Gather each line in the entries that includes the string "induktív".
── RECORDS PROVIDED ──
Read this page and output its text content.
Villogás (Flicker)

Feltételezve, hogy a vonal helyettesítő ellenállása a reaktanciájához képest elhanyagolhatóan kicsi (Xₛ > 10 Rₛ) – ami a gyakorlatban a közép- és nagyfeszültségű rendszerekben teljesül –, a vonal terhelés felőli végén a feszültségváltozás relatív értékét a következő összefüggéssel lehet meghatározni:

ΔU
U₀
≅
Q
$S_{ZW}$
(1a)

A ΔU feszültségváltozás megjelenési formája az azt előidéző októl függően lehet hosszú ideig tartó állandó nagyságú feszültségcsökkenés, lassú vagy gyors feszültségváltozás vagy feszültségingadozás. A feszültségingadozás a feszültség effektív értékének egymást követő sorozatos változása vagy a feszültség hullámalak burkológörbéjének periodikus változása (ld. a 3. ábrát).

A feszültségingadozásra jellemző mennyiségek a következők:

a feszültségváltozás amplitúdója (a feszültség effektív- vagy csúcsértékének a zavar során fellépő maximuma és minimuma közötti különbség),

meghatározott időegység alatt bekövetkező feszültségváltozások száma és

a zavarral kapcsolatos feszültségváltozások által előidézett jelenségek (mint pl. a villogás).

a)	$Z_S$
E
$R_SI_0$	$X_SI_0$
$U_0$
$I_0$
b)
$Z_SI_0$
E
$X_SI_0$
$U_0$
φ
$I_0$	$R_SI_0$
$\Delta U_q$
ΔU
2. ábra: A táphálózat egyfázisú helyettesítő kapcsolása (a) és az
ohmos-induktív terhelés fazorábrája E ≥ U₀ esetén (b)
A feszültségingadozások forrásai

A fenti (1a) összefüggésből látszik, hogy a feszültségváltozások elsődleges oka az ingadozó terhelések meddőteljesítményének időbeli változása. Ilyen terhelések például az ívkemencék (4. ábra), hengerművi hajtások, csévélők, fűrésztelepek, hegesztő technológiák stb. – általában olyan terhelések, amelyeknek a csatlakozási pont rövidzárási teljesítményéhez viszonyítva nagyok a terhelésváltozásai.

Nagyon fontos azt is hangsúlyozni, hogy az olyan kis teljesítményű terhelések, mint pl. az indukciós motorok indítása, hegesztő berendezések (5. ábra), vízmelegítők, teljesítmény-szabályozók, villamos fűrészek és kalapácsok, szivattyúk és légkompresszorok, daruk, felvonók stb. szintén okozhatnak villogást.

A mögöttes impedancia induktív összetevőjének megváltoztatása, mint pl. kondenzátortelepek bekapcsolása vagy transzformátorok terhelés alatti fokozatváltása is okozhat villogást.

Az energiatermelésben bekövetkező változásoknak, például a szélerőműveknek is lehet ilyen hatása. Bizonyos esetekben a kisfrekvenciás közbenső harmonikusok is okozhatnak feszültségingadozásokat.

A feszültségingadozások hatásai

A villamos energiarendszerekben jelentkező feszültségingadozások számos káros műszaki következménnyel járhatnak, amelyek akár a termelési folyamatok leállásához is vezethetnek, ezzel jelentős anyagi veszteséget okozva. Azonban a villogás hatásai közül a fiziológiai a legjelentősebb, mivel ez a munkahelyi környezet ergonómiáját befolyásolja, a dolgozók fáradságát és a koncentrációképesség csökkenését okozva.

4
───
▸ SOLUTION TO THIS EXERCISE:
ohmos-induktív terhelés fazorábrája E ≥ U₀ esetén (b)
A mögöttes impedancia induktív összetevőjének megváltoztatása, mint pl. kondenzátortelepek bekapcsolása vagy transzformátorok terhelés alatti fokozatváltása is okozhat villogást.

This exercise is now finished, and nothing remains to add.